## BRIEF:
Gather each line containing the string "object" from these entries.

## SUPPLIED ENTRIES:
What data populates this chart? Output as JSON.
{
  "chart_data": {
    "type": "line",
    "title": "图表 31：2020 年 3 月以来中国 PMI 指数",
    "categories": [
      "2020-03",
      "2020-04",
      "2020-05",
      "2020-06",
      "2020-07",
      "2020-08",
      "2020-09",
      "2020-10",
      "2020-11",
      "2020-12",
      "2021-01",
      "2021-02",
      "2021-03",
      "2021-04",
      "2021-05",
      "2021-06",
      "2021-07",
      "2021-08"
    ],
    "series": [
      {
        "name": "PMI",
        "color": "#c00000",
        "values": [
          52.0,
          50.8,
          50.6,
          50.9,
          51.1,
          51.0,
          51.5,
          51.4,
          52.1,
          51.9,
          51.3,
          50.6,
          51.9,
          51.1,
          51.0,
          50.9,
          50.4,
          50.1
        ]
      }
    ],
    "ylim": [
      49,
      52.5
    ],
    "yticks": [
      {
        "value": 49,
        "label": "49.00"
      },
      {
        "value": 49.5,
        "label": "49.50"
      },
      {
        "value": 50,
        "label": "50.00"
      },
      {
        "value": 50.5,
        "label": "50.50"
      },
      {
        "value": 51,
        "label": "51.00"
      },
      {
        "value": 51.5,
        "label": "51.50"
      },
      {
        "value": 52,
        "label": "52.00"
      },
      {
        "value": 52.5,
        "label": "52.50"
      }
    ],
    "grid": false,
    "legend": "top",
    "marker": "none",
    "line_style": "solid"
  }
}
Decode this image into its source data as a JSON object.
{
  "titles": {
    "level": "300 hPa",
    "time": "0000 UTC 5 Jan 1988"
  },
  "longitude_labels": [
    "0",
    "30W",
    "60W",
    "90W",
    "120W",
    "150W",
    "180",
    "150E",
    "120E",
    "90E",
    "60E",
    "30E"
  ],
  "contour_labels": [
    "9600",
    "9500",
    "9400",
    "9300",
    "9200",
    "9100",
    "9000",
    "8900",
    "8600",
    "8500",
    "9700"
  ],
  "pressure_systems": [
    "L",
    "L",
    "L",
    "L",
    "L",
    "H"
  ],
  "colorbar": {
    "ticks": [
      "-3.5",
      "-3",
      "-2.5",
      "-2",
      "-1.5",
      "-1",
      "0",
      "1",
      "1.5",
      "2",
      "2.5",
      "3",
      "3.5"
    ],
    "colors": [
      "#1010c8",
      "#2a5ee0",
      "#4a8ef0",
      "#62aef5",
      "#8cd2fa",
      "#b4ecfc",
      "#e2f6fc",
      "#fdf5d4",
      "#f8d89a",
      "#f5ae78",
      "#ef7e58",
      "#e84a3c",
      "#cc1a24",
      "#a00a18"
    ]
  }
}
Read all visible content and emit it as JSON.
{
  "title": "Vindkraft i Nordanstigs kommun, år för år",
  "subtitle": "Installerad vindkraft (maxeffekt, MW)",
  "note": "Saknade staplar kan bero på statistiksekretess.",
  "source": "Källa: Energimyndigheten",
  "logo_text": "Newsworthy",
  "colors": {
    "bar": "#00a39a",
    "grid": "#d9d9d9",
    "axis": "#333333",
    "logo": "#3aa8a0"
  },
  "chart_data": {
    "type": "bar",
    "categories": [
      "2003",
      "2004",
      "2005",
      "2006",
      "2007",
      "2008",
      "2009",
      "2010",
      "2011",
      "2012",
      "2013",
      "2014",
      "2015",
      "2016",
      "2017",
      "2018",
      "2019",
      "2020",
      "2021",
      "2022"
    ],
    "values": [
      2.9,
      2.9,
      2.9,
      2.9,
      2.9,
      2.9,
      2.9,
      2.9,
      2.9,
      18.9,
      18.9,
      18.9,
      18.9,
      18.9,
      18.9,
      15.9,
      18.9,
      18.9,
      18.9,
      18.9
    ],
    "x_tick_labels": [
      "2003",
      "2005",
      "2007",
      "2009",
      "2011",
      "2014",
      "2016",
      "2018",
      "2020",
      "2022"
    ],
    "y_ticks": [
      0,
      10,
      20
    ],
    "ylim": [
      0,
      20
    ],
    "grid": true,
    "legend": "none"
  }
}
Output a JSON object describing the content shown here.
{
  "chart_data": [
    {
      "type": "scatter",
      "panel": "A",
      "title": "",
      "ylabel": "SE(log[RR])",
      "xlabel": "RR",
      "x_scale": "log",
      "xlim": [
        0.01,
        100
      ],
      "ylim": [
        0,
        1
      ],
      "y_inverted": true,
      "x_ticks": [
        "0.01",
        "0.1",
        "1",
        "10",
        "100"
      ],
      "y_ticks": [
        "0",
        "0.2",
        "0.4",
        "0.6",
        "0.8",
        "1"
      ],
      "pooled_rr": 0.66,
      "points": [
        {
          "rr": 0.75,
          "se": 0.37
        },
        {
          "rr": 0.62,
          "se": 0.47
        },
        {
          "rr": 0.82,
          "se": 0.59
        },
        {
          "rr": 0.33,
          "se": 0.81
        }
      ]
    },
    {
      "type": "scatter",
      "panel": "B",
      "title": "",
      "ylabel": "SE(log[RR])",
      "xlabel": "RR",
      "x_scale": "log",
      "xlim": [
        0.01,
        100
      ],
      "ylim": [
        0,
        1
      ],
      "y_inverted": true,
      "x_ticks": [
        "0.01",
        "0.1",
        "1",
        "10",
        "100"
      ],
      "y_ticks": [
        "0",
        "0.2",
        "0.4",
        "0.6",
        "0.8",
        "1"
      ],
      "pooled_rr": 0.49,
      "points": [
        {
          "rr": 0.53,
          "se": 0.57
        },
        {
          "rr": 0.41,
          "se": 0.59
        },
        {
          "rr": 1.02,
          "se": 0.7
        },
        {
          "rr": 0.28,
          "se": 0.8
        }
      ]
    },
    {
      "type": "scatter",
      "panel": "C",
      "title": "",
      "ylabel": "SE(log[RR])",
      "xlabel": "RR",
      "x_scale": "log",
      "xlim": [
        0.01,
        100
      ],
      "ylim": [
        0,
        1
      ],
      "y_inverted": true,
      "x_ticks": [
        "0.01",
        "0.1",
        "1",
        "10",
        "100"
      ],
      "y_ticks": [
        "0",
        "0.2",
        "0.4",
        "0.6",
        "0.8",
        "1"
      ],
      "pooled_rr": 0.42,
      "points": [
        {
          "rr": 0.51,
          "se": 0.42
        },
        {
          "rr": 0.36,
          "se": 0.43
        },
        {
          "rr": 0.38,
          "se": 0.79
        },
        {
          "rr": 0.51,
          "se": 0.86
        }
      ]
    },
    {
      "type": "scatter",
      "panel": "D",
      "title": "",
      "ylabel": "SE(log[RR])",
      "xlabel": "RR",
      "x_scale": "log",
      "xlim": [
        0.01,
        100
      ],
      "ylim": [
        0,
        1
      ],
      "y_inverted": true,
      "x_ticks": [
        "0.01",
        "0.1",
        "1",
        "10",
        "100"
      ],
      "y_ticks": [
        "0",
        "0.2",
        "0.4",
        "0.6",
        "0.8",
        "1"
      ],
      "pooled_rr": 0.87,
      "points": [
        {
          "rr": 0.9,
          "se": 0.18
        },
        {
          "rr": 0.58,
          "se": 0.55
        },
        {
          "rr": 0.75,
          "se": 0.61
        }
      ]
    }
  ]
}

## EXERCISE RESULT:
Decode this image into its source data as a JSON object.
Output a JSON object describing the content shown here.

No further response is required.